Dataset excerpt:
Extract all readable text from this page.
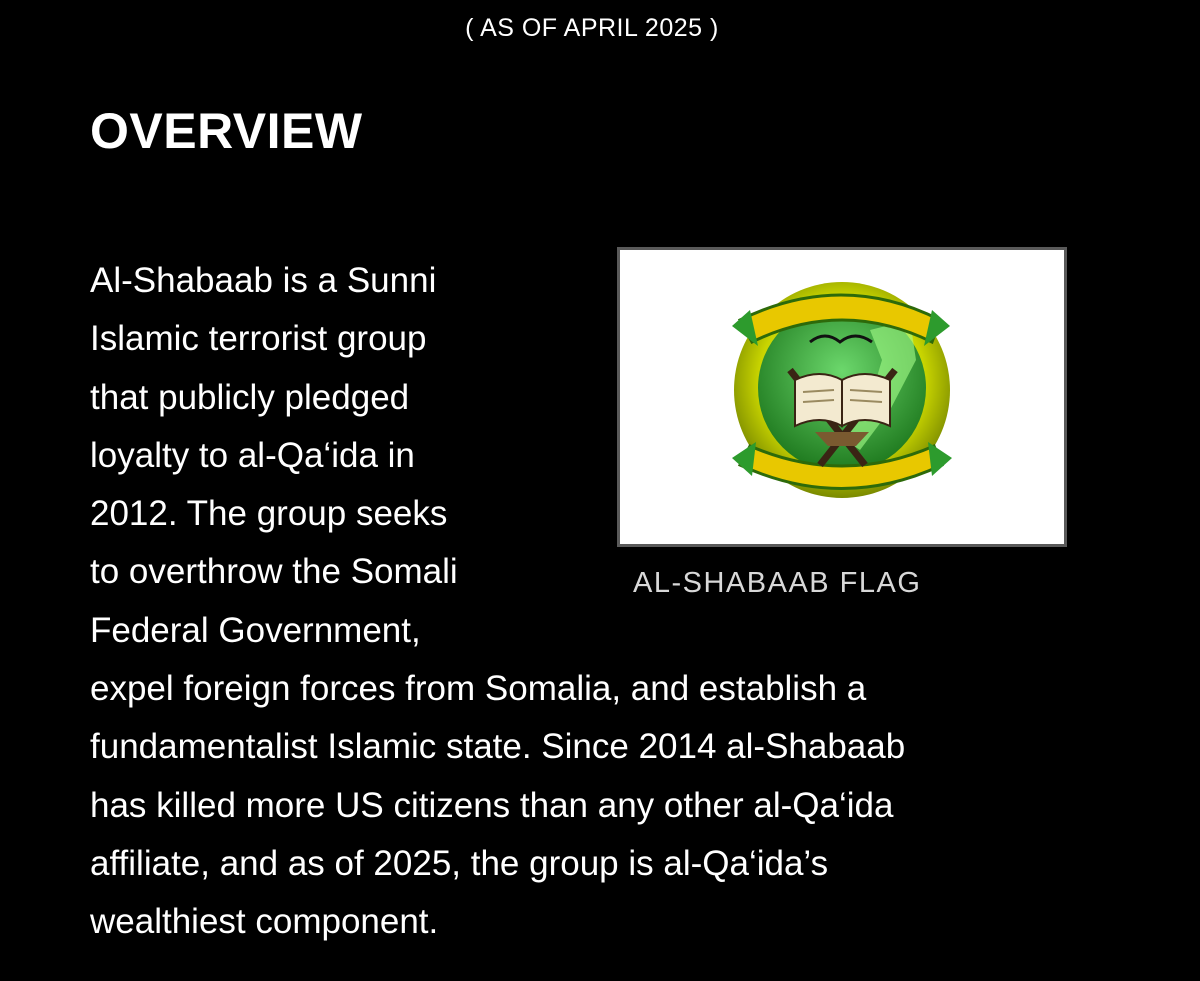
( AS OF APRIL 2025 )
OVERVIEW
Al-Shabaab is a Sunni
Islamic terrorist group
that publicly pledged
loyalty to al-Qa‘ida in
2012. The group seeks
to overthrow the Somali
Federal Government,
expel foreign forces from Somalia, and establish a
fundamentalist Islamic state. Since 2014 al-Shabaab
has killed more US citizens than any other al-Qa‘ida
affiliate, and as of 2025, the group is al-Qa‘ida’s
wealthiest component.
AL-SHABAAB FLAG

* **TASK STATEMENT**
Quote every record above exactly, omitting any pictures they contain.

* **RESPONSE BELOW**
Extract all readable text from this page.
( AS OF APRIL 2025 )
OVERVIEW
Al-Shabaab is a Sunni
Islamic terrorist group
that publicly pledged
loyalty to al-Qa‘ida in
2012. The group seeks
to overthrow the Somali
Federal Government,
expel foreign forces from Somalia, and establish a
fundamentalist Islamic state. Since 2014 al-Shabaab
has killed more US citizens than any other al-Qa‘ida
affiliate, and as of 2025, the group is al-Qa‘ida’s
wealthiest component.
AL-SHABAAB FLAG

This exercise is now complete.